Please reproduce every record, keeping each one exactly as written.

__Records that describe figures__:
==========
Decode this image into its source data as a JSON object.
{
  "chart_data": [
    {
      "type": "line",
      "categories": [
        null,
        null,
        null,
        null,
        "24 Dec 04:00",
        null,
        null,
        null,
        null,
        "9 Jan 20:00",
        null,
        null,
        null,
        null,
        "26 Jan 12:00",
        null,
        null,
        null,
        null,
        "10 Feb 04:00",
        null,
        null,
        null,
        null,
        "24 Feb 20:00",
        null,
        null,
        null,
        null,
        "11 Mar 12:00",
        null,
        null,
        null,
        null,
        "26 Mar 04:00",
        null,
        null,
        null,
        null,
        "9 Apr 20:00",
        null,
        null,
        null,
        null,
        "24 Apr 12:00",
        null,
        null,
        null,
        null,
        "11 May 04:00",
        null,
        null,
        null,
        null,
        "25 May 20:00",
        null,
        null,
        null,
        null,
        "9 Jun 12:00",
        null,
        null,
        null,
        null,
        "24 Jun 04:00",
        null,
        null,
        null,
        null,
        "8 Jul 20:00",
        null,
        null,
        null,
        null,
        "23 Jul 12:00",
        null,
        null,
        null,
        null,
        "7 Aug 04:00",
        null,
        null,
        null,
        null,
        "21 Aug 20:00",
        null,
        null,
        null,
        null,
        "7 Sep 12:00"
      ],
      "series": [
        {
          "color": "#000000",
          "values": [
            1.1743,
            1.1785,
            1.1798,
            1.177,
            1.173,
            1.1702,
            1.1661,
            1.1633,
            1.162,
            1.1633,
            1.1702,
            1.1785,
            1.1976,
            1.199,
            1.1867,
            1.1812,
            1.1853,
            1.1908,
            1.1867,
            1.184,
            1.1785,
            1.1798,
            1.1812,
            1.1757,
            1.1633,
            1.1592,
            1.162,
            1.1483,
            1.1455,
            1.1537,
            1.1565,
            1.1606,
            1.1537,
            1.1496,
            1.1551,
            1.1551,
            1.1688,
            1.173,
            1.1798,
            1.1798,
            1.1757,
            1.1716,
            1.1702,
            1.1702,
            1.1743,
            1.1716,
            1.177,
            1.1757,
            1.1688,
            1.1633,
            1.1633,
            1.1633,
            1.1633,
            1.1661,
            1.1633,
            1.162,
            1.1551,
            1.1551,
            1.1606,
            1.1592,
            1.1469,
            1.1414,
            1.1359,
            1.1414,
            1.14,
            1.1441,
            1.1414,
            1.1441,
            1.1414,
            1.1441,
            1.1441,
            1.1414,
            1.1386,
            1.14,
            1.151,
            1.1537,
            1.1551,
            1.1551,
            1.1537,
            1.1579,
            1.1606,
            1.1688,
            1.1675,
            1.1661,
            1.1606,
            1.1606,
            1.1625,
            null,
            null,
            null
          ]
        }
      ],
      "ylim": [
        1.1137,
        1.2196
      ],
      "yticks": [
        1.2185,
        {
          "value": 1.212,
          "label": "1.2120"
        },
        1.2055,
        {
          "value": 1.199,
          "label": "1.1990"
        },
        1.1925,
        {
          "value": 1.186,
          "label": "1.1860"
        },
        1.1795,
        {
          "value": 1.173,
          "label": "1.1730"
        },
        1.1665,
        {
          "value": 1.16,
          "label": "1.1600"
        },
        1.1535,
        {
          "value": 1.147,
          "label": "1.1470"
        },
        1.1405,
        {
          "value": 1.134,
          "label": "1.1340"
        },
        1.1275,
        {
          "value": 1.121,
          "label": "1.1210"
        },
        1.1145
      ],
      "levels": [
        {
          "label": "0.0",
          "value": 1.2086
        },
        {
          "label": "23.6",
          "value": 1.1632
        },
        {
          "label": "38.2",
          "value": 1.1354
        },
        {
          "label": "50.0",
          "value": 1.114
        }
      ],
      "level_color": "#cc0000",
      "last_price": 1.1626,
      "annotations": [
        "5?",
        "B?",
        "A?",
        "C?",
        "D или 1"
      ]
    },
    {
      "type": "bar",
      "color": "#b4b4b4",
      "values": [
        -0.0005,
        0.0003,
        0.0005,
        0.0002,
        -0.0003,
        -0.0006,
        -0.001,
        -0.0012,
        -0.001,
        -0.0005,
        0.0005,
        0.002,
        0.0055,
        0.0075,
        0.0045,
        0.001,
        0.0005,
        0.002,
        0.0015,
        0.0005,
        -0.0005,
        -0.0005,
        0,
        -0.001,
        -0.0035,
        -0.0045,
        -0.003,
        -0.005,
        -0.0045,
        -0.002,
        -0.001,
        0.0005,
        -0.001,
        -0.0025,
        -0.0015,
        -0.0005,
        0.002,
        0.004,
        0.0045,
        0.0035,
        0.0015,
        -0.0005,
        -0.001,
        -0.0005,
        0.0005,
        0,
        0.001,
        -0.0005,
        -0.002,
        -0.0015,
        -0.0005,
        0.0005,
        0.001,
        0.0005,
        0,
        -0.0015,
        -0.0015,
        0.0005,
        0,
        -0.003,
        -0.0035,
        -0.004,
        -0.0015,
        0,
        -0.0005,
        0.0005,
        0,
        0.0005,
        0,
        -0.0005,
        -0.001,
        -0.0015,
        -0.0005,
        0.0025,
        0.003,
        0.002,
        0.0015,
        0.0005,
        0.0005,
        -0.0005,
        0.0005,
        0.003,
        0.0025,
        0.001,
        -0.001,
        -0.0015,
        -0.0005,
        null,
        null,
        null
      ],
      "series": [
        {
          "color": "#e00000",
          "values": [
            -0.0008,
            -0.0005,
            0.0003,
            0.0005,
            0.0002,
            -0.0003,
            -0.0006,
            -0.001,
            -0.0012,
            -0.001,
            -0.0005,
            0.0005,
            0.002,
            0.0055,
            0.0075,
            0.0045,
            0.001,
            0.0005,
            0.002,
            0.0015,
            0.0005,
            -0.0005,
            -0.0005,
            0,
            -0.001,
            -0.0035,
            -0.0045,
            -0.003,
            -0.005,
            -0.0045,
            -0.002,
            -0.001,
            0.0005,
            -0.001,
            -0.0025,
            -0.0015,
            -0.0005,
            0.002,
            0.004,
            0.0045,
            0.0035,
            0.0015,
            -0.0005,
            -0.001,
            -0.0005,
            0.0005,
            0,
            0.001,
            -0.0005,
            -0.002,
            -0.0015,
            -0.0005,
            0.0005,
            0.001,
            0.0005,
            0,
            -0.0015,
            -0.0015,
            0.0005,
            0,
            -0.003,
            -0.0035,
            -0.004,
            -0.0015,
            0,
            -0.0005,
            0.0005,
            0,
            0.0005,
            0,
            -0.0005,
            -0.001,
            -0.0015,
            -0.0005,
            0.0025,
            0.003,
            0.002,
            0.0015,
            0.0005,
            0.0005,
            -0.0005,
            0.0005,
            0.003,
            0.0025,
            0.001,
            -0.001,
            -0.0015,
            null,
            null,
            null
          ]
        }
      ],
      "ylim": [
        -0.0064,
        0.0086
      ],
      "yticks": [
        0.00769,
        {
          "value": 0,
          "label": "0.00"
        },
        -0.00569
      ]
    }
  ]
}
==========
__Answer to the task__:
Decode this image into its source data as a JSON object.
{
  "chart_data": [
    {
      "type": "line",
      "categories": [
        null,
        null,
        null,
        null,
        "24 Dec 04:00",
        null,
        null,
        null,
        null,
        "9 Jan 20:00",
        null,
        null,
        null,
        null,
        "26 Jan 12:00",
        null,
        null,
        null,
        null,
        "10 Feb 04:00",
        null,
        null,
        null,
        null,
        "24 Feb 20:00",
        null,
        null,
        null,
        null,
        "11 Mar 12:00",
        null,
        null,
        null,
        null,
        "26 Mar 04:00",
        null,
        null,
        null,
        null,
        "9 Apr 20:00",
        null,
        null,
        null,
        null,
        "24 Apr 12:00",
        null,
        null,
        null,
        null,
        "11 May 04:00",
        null,
        null,
        null,
        null,
        "25 May 20:00",
        null,
        null,
        null,
        null,
        "9 Jun 12:00",
        null,
        null,
        null,
        null,
        "24 Jun 04:00",
        null,
        null,
        null,
        null,
        "8 Jul 20:00",
        null,
        null,
        null,
        null,
        "23 Jul 12:00",
        null,
        null,
        null,
        null,
        "7 Aug 04:00",
        null,
        null,
        null,
        null,
        "21 Aug 20:00",
        null,
        null,
        null,
        null,
        "7 Sep 12:00"
      ],
      "series": [
        {
          "color": "#000000",
          "values": [
            1.1743,
            1.1785,
            1.1798,
            1.177,
            1.173,
            1.1702,
            1.1661,
            1.1633,
            1.162,
            1.1633,
            1.1702,
            1.1785,
            1.1976,
            1.199,
            1.1867,
            1.1812,
            1.1853,
            1.1908,
            1.1867,
            1.184,
            1.1785,
            1.1798,
            1.1812,
            1.1757,
            1.1633,
            1.1592,
            1.162,
            1.1483,
            1.1455,
            1.1537,
            1.1565,
            1.1606,
            1.1537,
            1.1496,
            1.1551,
            1.1551,
            1.1688,
            1.173,
            1.1798,
            1.1798,
            1.1757,
            1.1716,
            1.1702,
            1.1702,
            1.1743,
            1.1716,
            1.177,
            1.1757,
            1.1688,
            1.1633,
            1.1633,
            1.1633,
            1.1633,
            1.1661,
            1.1633,
            1.162,
            1.1551,
            1.1551,
            1.1606,
            1.1592,
            1.1469,
            1.1414,
            1.1359,
            1.1414,
            1.14,
            1.1441,
            1.1414,
            1.1441,
            1.1414,
            1.1441,
            1.1441,
            1.1414,
            1.1386,
            1.14,
            1.151,
            1.1537,
            1.1551,
            1.1551,
            1.1537,
            1.1579,
            1.1606,
            1.1688,
            1.1675,
            1.1661,
            1.1606,
            1.1606,
            1.1625,
            null,
            null,
            null
          ]
        }
      ],
      "ylim": [
        1.1137,
        1.2196
      ],
      "yticks": [
        1.2185,
        {
          "value": 1.212,
          "label": "1.2120"
        },
        1.2055,
        {
          "value": 1.199,
          "label": "1.1990"
        },
        1.1925,
        {
          "value": 1.186,
          "label": "1.1860"
        },
        1.1795,
        {
          "value": 1.173,
          "label": "1.1730"
        },
        1.1665,
        {
          "value": 1.16,
          "label": "1.1600"
        },
        1.1535,
        {
          "value": 1.147,
          "label": "1.1470"
        },
        1.1405,
        {
          "value": 1.134,
          "label": "1.1340"
        },
        1.1275,
        {
          "value": 1.121,
          "label": "1.1210"
        },
        1.1145
      ],
      "levels": [
        {
          "label": "0.0",
          "value": 1.2086
        },
        {
          "label": "23.6",
          "value": 1.1632
        },
        {
          "label": "38.2",
          "value": 1.1354
        },
        {
          "label": "50.0",
          "value": 1.114
        }
      ],
      "level_color": "#cc0000",
      "last_price": 1.1626,
      "annotations": [
        "5?",
        "B?",
        "A?",
        "C?",
        "D или 1"
      ]
    },
    {
      "type": "bar",
      "color": "#b4b4b4",
      "values": [
        -0.0005,
        0.0003,
        0.0005,
        0.0002,
        -0.0003,
        -0.0006,
        -0.001,
        -0.0012,
        -0.001,
        -0.0005,
        0.0005,
        0.002,
        0.0055,
        0.0075,
        0.0045,
        0.001,
        0.0005,
        0.002,
        0.0015,
        0.0005,
        -0.0005,
        -0.0005,
        0,
        -0.001,
        -0.0035,
        -0.0045,
        -0.003,
        -0.005,
        -0.0045,
        -0.002,
        -0.001,
        0.0005,
        -0.001,
        -0.0025,
        -0.0015,
        -0.0005,
        0.002,
        0.004,
        0.0045,
        0.0035,
        0.0015,
        -0.0005,
        -0.001,
        -0.0005,
        0.0005,
        0,
        0.001,
        -0.0005,
        -0.002,
        -0.0015,
        -0.0005,
        0.0005,
        0.001,
        0.0005,
        0,
        -0.0015,
        -0.0015,
        0.0005,
        0,
        -0.003,
        -0.0035,
        -0.004,
        -0.0015,
        0,
        -0.0005,
        0.0005,
        0,
        0.0005,
        0,
        -0.0005,
        -0.001,
        -0.0015,
        -0.0005,
        0.0025,
        0.003,
        0.002,
        0.0015,
        0.0005,
        0.0005,
        -0.0005,
        0.0005,
        0.003,
        0.0025,
        0.001,
        -0.001,
        -0.0015,
        -0.0005,
        null,
        null,
        null
      ],
      "series": [
        {
          "color": "#e00000",
          "values": [
            -0.0008,
            -0.0005,
            0.0003,
            0.0005,
            0.0002,
            -0.0003,
            -0.0006,
            -0.001,
            -0.0012,
            -0.001,
            -0.0005,
            0.0005,
            0.002,
            0.0055,
            0.0075,
            0.0045,
            0.001,
            0.0005,
            0.002,
            0.0015,
            0.0005,
            -0.0005,
            -0.0005,
            0,
            -0.001,
            -0.0035,
            -0.0045,
            -0.003,
            -0.005,
            -0.0045,
            -0.002,
            -0.001,
            0.0005,
            -0.001,
            -0.0025,
            -0.0015,
            -0.0005,
            0.002,
            0.004,
            0.0045,
            0.0035,
            0.0015,
            -0.0005,
            -0.001,
            -0.0005,
            0.0005,
            0,
            0.001,
            -0.0005,
            -0.002,
            -0.0015,
            -0.0005,
            0.0005,
            0.001,
            0.0005,
            0,
            -0.0015,
            -0.0015,
            0.0005,
            0,
            -0.003,
            -0.0035,
            -0.004,
            -0.0015,
            0,
            -0.0005,
            0.0005,
            0,
            0.0005,
            0,
            -0.0005,
            -0.001,
            -0.0015,
            -0.0005,
            0.0025,
            0.003,
            0.002,
            0.0015,
            0.0005,
            0.0005,
            -0.0005,
            0.0005,
            0.003,
            0.0025,
            0.001,
            -0.001,
            -0.0015,
            null,
            null,
            null
          ]
        }
      ],
      "ylim": [
        -0.0064,
        0.0086
      ],
      "yticks": [
        0.00769,
        {
          "value": 0,
          "label": "0.00"
        },
        -0.00569
      ]
    }
  ]
}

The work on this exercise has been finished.